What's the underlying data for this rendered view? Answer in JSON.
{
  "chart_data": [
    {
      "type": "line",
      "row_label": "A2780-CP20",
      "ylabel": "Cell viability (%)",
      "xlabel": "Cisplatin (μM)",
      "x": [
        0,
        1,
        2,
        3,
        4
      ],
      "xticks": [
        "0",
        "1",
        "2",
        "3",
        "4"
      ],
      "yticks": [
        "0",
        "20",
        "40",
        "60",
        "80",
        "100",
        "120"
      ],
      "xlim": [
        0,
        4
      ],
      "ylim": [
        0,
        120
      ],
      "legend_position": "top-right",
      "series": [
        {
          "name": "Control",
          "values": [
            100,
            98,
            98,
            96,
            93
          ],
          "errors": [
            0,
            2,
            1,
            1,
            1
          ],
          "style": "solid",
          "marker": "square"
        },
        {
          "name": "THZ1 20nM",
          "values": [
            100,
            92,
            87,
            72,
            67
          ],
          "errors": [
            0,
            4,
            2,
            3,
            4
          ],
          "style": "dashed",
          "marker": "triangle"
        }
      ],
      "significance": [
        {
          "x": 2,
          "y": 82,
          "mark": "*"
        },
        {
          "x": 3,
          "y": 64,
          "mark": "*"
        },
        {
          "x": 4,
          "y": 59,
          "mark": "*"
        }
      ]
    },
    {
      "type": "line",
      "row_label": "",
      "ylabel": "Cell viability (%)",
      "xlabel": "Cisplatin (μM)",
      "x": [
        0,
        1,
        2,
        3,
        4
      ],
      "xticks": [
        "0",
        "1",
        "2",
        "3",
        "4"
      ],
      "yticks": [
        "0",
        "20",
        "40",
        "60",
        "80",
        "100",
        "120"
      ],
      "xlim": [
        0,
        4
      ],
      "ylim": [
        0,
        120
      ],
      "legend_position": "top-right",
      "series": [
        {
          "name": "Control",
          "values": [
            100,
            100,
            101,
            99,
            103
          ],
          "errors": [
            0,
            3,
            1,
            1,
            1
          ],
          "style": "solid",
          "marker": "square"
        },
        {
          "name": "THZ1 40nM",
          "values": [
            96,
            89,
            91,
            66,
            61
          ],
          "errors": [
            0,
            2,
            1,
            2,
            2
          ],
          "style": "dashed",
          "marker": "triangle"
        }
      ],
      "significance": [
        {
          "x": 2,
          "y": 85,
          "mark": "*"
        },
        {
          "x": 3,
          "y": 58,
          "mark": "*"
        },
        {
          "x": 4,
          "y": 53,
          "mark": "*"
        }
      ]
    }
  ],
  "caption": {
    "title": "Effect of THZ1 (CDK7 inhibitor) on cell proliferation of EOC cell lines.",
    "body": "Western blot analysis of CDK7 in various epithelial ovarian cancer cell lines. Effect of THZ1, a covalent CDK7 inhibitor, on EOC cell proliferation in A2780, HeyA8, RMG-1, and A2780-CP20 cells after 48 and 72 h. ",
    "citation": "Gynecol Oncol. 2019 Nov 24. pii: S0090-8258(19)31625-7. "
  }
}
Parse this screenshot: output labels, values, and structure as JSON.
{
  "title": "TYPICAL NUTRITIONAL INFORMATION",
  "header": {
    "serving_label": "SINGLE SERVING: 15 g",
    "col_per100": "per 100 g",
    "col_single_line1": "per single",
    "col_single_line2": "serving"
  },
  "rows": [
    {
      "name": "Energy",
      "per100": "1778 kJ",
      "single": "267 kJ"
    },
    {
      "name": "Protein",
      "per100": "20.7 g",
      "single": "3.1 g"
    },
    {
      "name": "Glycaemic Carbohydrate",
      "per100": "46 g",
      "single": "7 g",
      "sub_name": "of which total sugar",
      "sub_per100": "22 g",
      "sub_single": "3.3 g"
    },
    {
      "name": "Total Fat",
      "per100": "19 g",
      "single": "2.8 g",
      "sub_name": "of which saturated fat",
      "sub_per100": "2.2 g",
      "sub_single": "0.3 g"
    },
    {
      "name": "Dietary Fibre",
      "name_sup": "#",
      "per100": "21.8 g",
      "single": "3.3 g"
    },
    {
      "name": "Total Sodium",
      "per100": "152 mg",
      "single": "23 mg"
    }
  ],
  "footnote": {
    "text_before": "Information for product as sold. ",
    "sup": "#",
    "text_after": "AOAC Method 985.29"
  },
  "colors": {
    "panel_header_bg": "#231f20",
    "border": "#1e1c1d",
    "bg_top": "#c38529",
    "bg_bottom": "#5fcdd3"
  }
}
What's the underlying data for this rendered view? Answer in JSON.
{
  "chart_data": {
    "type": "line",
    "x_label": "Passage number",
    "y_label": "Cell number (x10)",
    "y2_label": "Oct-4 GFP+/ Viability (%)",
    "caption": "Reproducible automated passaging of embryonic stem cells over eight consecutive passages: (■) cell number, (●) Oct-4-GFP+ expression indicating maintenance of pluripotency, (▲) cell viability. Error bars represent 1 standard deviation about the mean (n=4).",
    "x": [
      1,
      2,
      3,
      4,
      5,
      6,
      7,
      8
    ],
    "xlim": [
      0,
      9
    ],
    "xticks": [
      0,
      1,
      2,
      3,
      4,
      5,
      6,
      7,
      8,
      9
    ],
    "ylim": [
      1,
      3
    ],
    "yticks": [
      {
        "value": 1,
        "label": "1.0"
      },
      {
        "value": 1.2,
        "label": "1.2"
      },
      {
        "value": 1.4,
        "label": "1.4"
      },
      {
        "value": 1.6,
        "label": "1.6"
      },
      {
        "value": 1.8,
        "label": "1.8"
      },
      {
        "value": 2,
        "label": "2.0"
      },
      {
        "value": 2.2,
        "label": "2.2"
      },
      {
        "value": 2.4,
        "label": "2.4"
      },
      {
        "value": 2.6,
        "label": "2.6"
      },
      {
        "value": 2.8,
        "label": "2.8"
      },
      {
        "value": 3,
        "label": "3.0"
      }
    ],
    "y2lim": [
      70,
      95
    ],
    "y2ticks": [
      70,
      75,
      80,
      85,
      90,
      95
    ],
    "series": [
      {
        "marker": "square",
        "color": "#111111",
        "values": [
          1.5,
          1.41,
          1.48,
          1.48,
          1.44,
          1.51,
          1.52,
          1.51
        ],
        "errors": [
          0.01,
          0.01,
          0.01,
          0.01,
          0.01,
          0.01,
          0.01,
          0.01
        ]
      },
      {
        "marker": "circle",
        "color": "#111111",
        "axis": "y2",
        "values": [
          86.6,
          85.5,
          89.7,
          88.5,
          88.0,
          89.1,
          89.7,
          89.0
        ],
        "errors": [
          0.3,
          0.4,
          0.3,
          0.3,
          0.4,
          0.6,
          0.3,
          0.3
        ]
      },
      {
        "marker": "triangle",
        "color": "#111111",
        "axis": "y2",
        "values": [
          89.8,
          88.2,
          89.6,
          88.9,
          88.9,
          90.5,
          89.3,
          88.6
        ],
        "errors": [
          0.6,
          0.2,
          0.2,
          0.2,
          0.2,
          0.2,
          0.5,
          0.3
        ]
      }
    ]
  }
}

§

_Work to be completed_: Please restate the records in full, word for word.

_Solution for this problem_:
What's the underlying data for this rendered view? Answer in JSON.
{
  "chart_data": [
    {
      "type": "line",
      "row_label": "A2780-CP20",
      "ylabel": "Cell viability (%)",
      "xlabel": "Cisplatin (μM)",
      "x": [
        0,
        1,
        2,
        3,
        4
      ],
      "xticks": [
        "0",
        "1",
        "2",
        "3",
        "4"
      ],
      "yticks": [
        "0",
        "20",
        "40",
        "60",
        "80",
        "100",
        "120"
      ],
      "xlim": [
        0,
        4
      ],
      "ylim": [
        0,
        120
      ],
      "legend_position": "top-right",
      "series": [
        {
          "name": "Control",
          "values": [
            100,
            98,
            98,
            96,
            93
          ],
          "errors": [
            0,
            2,
            1,
            1,
            1
          ],
          "style": "solid",
          "marker": "square"
        },
        {
          "name": "THZ1 20nM",
          "values": [
            100,
            92,
            87,
            72,
            67
          ],
          "errors": [
            0,
            4,
            2,
            3,
            4
          ],
          "style": "dashed",
          "marker": "triangle"
        }
      ],
      "significance": [
        {
          "x": 2,
          "y": 82,
          "mark": "*"
        },
        {
          "x": 3,
          "y": 64,
          "mark": "*"
        },
        {
          "x": 4,
          "y": 59,
          "mark": "*"
        }
      ]
    },
    {
      "type": "line",
      "row_label": "",
      "ylabel": "Cell viability (%)",
      "xlabel": "Cisplatin (μM)",
      "x": [
        0,
        1,
        2,
        3,
        4
      ],
      "xticks": [
        "0",
        "1",
        "2",
        "3",
        "4"
      ],
      "yticks": [
        "0",
        "20",
        "40",
        "60",
        "80",
        "100",
        "120"
      ],
      "xlim": [
        0,
        4
      ],
      "ylim": [
        0,
        120
      ],
      "legend_position": "top-right",
      "series": [
        {
          "name": "Control",
          "values": [
            100,
            100,
            101,
            99,
            103
          ],
          "errors": [
            0,
            3,
            1,
            1,
            1
          ],
          "style": "solid",
          "marker": "square"
        },
        {
          "name": "THZ1 40nM",
          "values": [
            96,
            89,
            91,
            66,
            61
          ],
          "errors": [
            0,
            2,
            1,
            2,
            2
          ],
          "style": "dashed",
          "marker": "triangle"
        }
      ],
      "significance": [
        {
          "x": 2,
          "y": 85,
          "mark": "*"
        },
        {
          "x": 3,
          "y": 58,
          "mark": "*"
        },
        {
          "x": 4,
          "y": 53,
          "mark": "*"
        }
      ]
    }
  ],
  "caption": {
    "title": "Effect of THZ1 (CDK7 inhibitor) on cell proliferation of EOC cell lines.",
    "body": "Western blot analysis of CDK7 in various epithelial ovarian cancer cell lines. Effect of THZ1, a covalent CDK7 inhibitor, on EOC cell proliferation in A2780, HeyA8, RMG-1, and A2780-CP20 cells after 48 and 72 h. ",
    "citation": "Gynecol Oncol. 2019 Nov 24. pii: S0090-8258(19)31625-7. "
  }
}
Parse this screenshot: output labels, values, and structure as JSON.
{
  "title": "TYPICAL NUTRITIONAL INFORMATION",
  "header": {
    "serving_label": "SINGLE SERVING: 15 g",
    "col_per100": "per 100 g",
    "col_single_line1": "per single",
    "col_single_line2": "serving"
  },
  "rows": [
    {
      "name": "Energy",
      "per100": "1778 kJ",
      "single": "267 kJ"
    },
    {
      "name": "Protein",
      "per100": "20.7 g",
      "single": "3.1 g"
    },
    {
      "name": "Glycaemic Carbohydrate",
      "per100": "46 g",
      "single": "7 g",
      "sub_name": "of which total sugar",
      "sub_per100": "22 g",
      "sub_single": "3.3 g"
    },
    {
      "name": "Total Fat",
      "per100": "19 g",
      "single": "2.8 g",
      "sub_name": "of which saturated fat",
      "sub_per100": "2.2 g",
      "sub_single": "0.3 g"
    },
    {
      "name": "Dietary Fibre",
      "name_sup": "#",
      "per100": "21.8 g",
      "single": "3.3 g"
    },
    {
      "name": "Total Sodium",
      "per100": "152 mg",
      "single": "23 mg"
    }
  ],
  "footnote": {
    "text_before": "Information for product as sold. ",
    "sup": "#",
    "text_after": "AOAC Method 985.29"
  },
  "colors": {
    "panel_header_bg": "#231f20",
    "border": "#1e1c1d",
    "bg_top": "#c38529",
    "bg_bottom": "#5fcdd3"
  }
}
What's the underlying data for this rendered view? Answer in JSON.
{
  "chart_data": {
    "type": "line",
    "x_label": "Passage number",
    "y_label": "Cell number (x10)",
    "y2_label": "Oct-4 GFP+/ Viability (%)",
    "caption": "Reproducible automated passaging of embryonic stem cells over eight consecutive passages: (■) cell number, (●) Oct-4-GFP+ expression indicating maintenance of pluripotency, (▲) cell viability. Error bars represent 1 standard deviation about the mean (n=4).",
    "x": [
      1,
      2,
      3,
      4,
      5,
      6,
      7,
      8
    ],
    "xlim": [
      0,
      9
    ],
    "xticks": [
      0,
      1,
      2,
      3,
      4,
      5,
      6,
      7,
      8,
      9
    ],
    "ylim": [
      1,
      3
    ],
    "yticks": [
      {
        "value": 1,
        "label": "1.0"
      },
      {
        "value": 1.2,
        "label": "1.2"
      },
      {
        "value": 1.4,
        "label": "1.4"
      },
      {
        "value": 1.6,
        "label": "1.6"
      },
      {
        "value": 1.8,
        "label": "1.8"
      },
      {
        "value": 2,
        "label": "2.0"
      },
      {
        "value": 2.2,
        "label": "2.2"
      },
      {
        "value": 2.4,
        "label": "2.4"
      },
      {
        "value": 2.6,
        "label": "2.6"
      },
      {
        "value": 2.8,
        "label": "2.8"
      },
      {
        "value": 3,
        "label": "3.0"
      }
    ],
    "y2lim": [
      70,
      95
    ],
    "y2ticks": [
      70,
      75,
      80,
      85,
      90,
      95
    ],
    "series": [
      {
        "marker": "square",
        "color": "#111111",
        "values": [
          1.5,
          1.41,
          1.48,
          1.48,
          1.44,
          1.51,
          1.52,
          1.51
        ],
        "errors": [
          0.01,
          0.01,
          0.01,
          0.01,
          0.01,
          0.01,
          0.01,
          0.01
        ]
      },
      {
        "marker": "circle",
        "color": "#111111",
        "axis": "y2",
        "values": [
          86.6,
          85.5,
          89.7,
          88.5,
          88.0,
          89.1,
          89.7,
          89.0
        ],
        "errors": [
          0.3,
          0.4,
          0.3,
          0.3,
          0.4,
          0.6,
          0.3,
          0.3
        ]
      },
      {
        "marker": "triangle",
        "color": "#111111",
        "axis": "y2",
        "values": [
          89.8,
          88.2,
          89.6,
          88.9,
          88.9,
          90.5,
          89.3,
          88.6
        ],
        "errors": [
          0.6,
          0.2,
          0.2,
          0.2,
          0.2,
          0.2,
          0.5,
          0.3
        ]
      }
    ]
  }
}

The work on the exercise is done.